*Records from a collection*
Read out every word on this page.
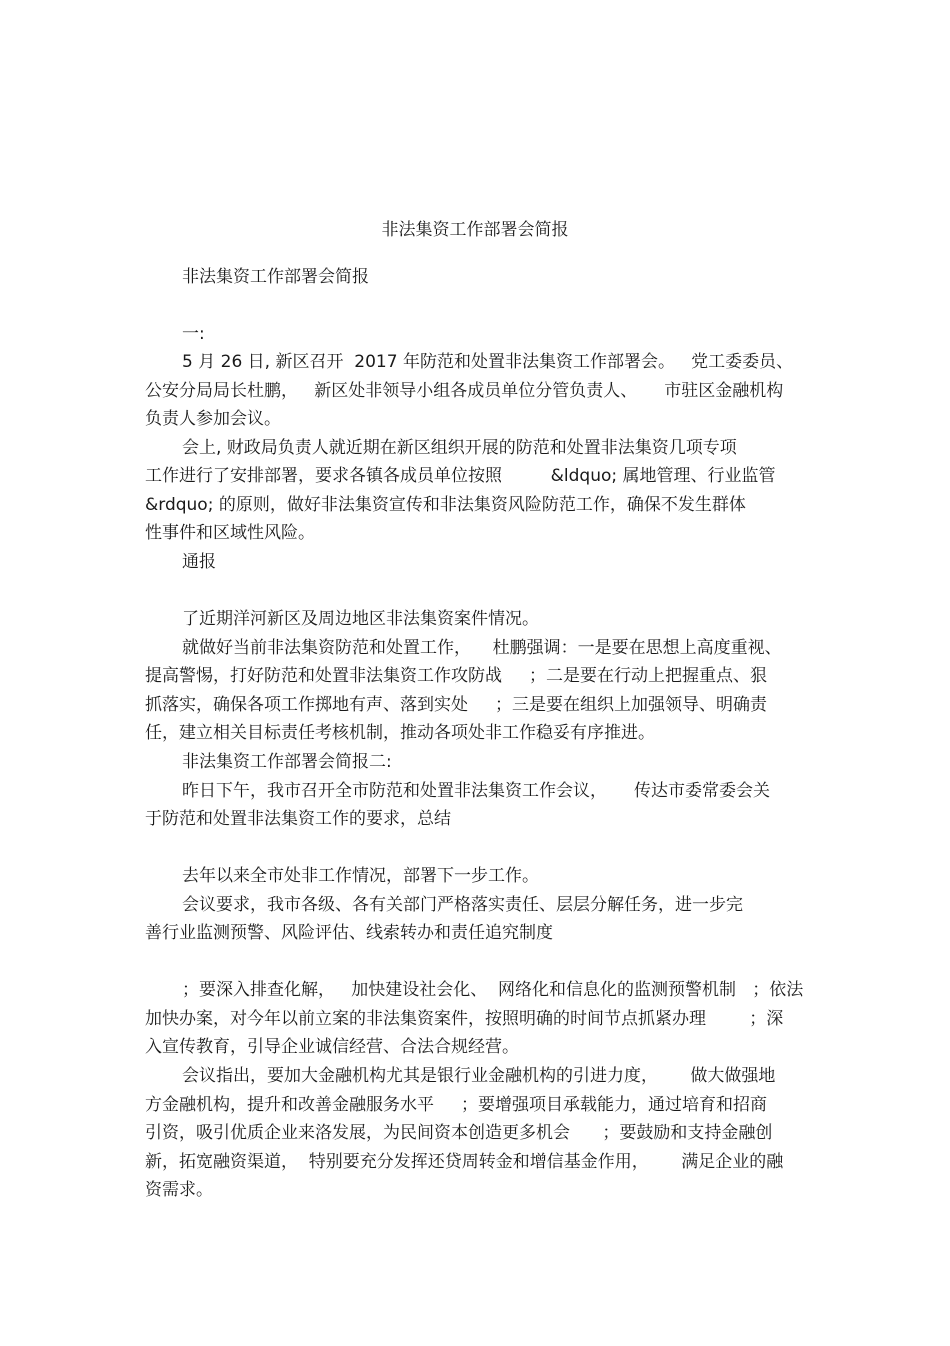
非法集资工作部署会简报
非法集资工作部署会简报
一:
5 月 26 日, 新区召开  2017 年防范和处置非法集资工作部署会。   党工委委员、
公安分局局长杜鹏，   新区处非领导小组各成员单位分管负责人、     市驻区金融机构
负责人参加会议。
会上, 财政局负责人就近期在新区组织开展的防范和处置非法集资几项专项
工作进行了安排部署，要求各镇各成员单位按照         &ldquo; 属地管理、行业监管
&rdquo; 的原则，做好非法集资宣传和非法集资风险防范工作，确保不发生群体
性事件和区域性风险。
通报
了近期洋河新区及周边地区非法集资案件情况。
就做好当前非法集资防范和处置工作，    杜鹏强调：一是要在思想上高度重视、
提高警惕，打好防范和处置非法集资工作攻防战     ；二是要在行动上把握重点、狠
抓落实，确保各项工作掷地有声、落到实处     ；三是要在组织上加强领导、明确责
任，建立相关目标责任考核机制，推动各项处非工作稳妥有序推进。
非法集资工作部署会简报二:
昨日下午，我市召开全市防范和处置非法集资工作会议，     传达市委常委会关
于防范和处置非法集资工作的要求，总结
去年以来全市处非工作情况，部署下一步工作。
会议要求，我市各级、各有关部门严格落实责任、层层分解任务，进一步完
善行业监测预警、风险评估、线索转办和责任追究制度
；要深入排查化解，   加快建设社会化、  网络化和信息化的监测预警机制   ；依法
加快办案，对今年以前立案的非法集资案件，按照明确的时间节点抓紧办理        ；深
入宣传教育，引导企业诚信经营、合法合规经营。
会议指出，要加大金融机构尤其是银行业金融机构的引进力度，      做大做强地
方金融机构，提升和改善金融服务水平     ；要增强项目承载能力，通过培育和招商
引资，吸引优质企业来洛发展，为民间资本创造更多机会      ；要鼓励和支持金融创
新，拓宽融资渠道，  特别要充分发挥还贷周转金和增信基金作用，      满足企业的融
资需求。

*Goal*
Transcribe the whole listing exactly. Pictures are excluded.

*Exercise solution*
Read out every word on this page.
非法集资工作部署会简报
非法集资工作部署会简报
一:
5 月 26 日, 新区召开  2017 年防范和处置非法集资工作部署会。   党工委委员、
公安分局局长杜鹏，   新区处非领导小组各成员单位分管负责人、     市驻区金融机构
负责人参加会议。
会上, 财政局负责人就近期在新区组织开展的防范和处置非法集资几项专项
工作进行了安排部署，要求各镇各成员单位按照         &ldquo; 属地管理、行业监管
&rdquo; 的原则，做好非法集资宣传和非法集资风险防范工作，确保不发生群体
性事件和区域性风险。
通报
了近期洋河新区及周边地区非法集资案件情况。
就做好当前非法集资防范和处置工作，    杜鹏强调：一是要在思想上高度重视、
提高警惕，打好防范和处置非法集资工作攻防战     ；二是要在行动上把握重点、狠
抓落实，确保各项工作掷地有声、落到实处     ；三是要在组织上加强领导、明确责
任，建立相关目标责任考核机制，推动各项处非工作稳妥有序推进。
非法集资工作部署会简报二:
昨日下午，我市召开全市防范和处置非法集资工作会议，     传达市委常委会关
于防范和处置非法集资工作的要求，总结
去年以来全市处非工作情况，部署下一步工作。
会议要求，我市各级、各有关部门严格落实责任、层层分解任务，进一步完
善行业监测预警、风险评估、线索转办和责任追究制度
；要深入排查化解，   加快建设社会化、  网络化和信息化的监测预警机制   ；依法
加快办案，对今年以前立案的非法集资案件，按照明确的时间节点抓紧办理        ；深
入宣传教育，引导企业诚信经营、合法合规经营。
会议指出，要加大金融机构尤其是银行业金融机构的引进力度，      做大做强地
方金融机构，提升和改善金融服务水平     ；要增强项目承载能力，通过培育和招商
引资，吸引优质企业来洛发展，为民间资本创造更多机会      ；要鼓励和支持金融创
新，拓宽融资渠道，  特别要充分发挥还贷周转金和增信基金作用，      满足企业的融
资需求。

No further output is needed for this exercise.